»»
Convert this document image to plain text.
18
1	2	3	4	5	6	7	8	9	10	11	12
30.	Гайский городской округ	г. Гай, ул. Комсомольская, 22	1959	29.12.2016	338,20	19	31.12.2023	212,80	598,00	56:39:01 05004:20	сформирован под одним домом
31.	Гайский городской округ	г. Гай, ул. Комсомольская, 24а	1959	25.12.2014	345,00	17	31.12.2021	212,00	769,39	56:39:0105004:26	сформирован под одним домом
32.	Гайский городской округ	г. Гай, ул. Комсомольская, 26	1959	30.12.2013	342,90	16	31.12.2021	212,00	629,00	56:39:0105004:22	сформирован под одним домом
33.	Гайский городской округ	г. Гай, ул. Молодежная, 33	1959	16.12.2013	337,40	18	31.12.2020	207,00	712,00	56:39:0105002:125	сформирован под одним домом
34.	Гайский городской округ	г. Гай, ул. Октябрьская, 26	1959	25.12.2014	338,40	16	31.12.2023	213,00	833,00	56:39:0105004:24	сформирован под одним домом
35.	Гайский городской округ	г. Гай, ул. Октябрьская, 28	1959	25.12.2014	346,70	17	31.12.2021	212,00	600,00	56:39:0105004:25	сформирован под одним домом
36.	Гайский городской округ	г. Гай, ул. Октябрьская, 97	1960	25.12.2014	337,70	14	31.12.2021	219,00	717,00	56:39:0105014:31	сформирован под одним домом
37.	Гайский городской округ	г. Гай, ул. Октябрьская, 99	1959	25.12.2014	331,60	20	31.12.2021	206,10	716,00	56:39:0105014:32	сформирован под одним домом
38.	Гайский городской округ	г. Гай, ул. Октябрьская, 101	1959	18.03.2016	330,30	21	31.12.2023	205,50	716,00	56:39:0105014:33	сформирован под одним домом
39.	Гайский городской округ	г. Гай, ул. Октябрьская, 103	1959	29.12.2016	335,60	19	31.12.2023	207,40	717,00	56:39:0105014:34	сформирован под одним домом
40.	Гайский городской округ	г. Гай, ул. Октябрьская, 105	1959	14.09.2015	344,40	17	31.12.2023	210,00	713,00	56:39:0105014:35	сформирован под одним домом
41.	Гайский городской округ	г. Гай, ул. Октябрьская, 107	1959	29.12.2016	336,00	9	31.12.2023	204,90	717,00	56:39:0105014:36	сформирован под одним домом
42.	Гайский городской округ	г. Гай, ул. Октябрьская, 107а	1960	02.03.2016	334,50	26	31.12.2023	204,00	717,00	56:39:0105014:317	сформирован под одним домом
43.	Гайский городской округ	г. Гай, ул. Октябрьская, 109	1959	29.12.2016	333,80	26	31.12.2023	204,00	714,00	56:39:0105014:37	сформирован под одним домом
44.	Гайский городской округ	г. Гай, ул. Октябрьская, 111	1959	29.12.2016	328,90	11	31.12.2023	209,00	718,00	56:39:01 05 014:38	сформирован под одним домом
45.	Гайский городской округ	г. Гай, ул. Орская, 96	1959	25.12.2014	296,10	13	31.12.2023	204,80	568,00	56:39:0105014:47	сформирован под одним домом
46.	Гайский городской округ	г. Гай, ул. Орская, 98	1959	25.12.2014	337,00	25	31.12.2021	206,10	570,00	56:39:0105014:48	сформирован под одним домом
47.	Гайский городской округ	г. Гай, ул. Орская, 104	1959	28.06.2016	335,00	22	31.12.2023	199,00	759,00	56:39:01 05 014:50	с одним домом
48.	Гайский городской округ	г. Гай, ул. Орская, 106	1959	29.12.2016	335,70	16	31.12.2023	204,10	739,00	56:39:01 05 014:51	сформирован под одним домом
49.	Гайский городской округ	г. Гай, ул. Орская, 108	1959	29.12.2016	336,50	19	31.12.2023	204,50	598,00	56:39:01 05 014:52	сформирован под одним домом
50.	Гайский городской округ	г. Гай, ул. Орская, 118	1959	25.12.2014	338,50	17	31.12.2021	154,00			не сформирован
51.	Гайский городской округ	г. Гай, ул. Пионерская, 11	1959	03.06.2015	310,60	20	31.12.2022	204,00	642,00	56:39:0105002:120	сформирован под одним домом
««
Exercise goal:
Repeat the material above in full, exactly as it stands.

Solution to the exercise:
Convert this document image to plain text.
18
1	2	3	4	5	6	7	8	9	10	11	12
30.	Гайский городской округ	г. Гай, ул. Комсомольская, 22	1959	29.12.2016	338,20	19	31.12.2023	212,80	598,00	56:39:01 05004:20	сформирован под одним домом
31.	Гайский городской округ	г. Гай, ул. Комсомольская, 24а	1959	25.12.2014	345,00	17	31.12.2021	212,00	769,39	56:39:0105004:26	сформирован под одним домом
32.	Гайский городской округ	г. Гай, ул. Комсомольская, 26	1959	30.12.2013	342,90	16	31.12.2021	212,00	629,00	56:39:0105004:22	сформирован под одним домом
33.	Гайский городской округ	г. Гай, ул. Молодежная, 33	1959	16.12.2013	337,40	18	31.12.2020	207,00	712,00	56:39:0105002:125	сформирован под одним домом
34.	Гайский городской округ	г. Гай, ул. Октябрьская, 26	1959	25.12.2014	338,40	16	31.12.2023	213,00	833,00	56:39:0105004:24	сформирован под одним домом
35.	Гайский городской округ	г. Гай, ул. Октябрьская, 28	1959	25.12.2014	346,70	17	31.12.2021	212,00	600,00	56:39:0105004:25	сформирован под одним домом
36.	Гайский городской округ	г. Гай, ул. Октябрьская, 97	1960	25.12.2014	337,70	14	31.12.2021	219,00	717,00	56:39:0105014:31	сформирован под одним домом
37.	Гайский городской округ	г. Гай, ул. Октябрьская, 99	1959	25.12.2014	331,60	20	31.12.2021	206,10	716,00	56:39:0105014:32	сформирован под одним домом
38.	Гайский городской округ	г. Гай, ул. Октябрьская, 101	1959	18.03.2016	330,30	21	31.12.2023	205,50	716,00	56:39:0105014:33	сформирован под одним домом
39.	Гайский городской округ	г. Гай, ул. Октябрьская, 103	1959	29.12.2016	335,60	19	31.12.2023	207,40	717,00	56:39:0105014:34	сформирован под одним домом
40.	Гайский городской округ	г. Гай, ул. Октябрьская, 105	1959	14.09.2015	344,40	17	31.12.2023	210,00	713,00	56:39:0105014:35	сформирован под одним домом
41.	Гайский городской округ	г. Гай, ул. Октябрьская, 107	1959	29.12.2016	336,00	9	31.12.2023	204,90	717,00	56:39:0105014:36	сформирован под одним домом
42.	Гайский городской округ	г. Гай, ул. Октябрьская, 107а	1960	02.03.2016	334,50	26	31.12.2023	204,00	717,00	56:39:0105014:317	сформирован под одним домом
43.	Гайский городской округ	г. Гай, ул. Октябрьская, 109	1959	29.12.2016	333,80	26	31.12.2023	204,00	714,00	56:39:0105014:37	сформирован под одним домом
44.	Гайский городской округ	г. Гай, ул. Октябрьская, 111	1959	29.12.2016	328,90	11	31.12.2023	209,00	718,00	56:39:01 05 014:38	сформирован под одним домом
45.	Гайский городской округ	г. Гай, ул. Орская, 96	1959	25.12.2014	296,10	13	31.12.2023	204,80	568,00	56:39:0105014:47	сформирован под одним домом
46.	Гайский городской округ	г. Гай, ул. Орская, 98	1959	25.12.2014	337,00	25	31.12.2021	206,10	570,00	56:39:0105014:48	сформирован под одним домом
47.	Гайский городской округ	г. Гай, ул. Орская, 104	1959	28.06.2016	335,00	22	31.12.2023	199,00	759,00	56:39:01 05 014:50	с одним домом
48.	Гайский городской округ	г. Гай, ул. Орская, 106	1959	29.12.2016	335,70	16	31.12.2023	204,10	739,00	56:39:01 05 014:51	сформирован под одним домом
49.	Гайский городской округ	г. Гай, ул. Орская, 108	1959	29.12.2016	336,50	19	31.12.2023	204,50	598,00	56:39:01 05 014:52	сформирован под одним домом
50.	Гайский городской округ	г. Гай, ул. Орская, 118	1959	25.12.2014	338,50	17	31.12.2021	154,00			не сформирован
51.	Гайский городской округ	г. Гай, ул. Пионерская, 11	1959	03.06.2015	310,60	20	31.12.2022	204,00	642,00	56:39:0105002:120	сформирован под одним домом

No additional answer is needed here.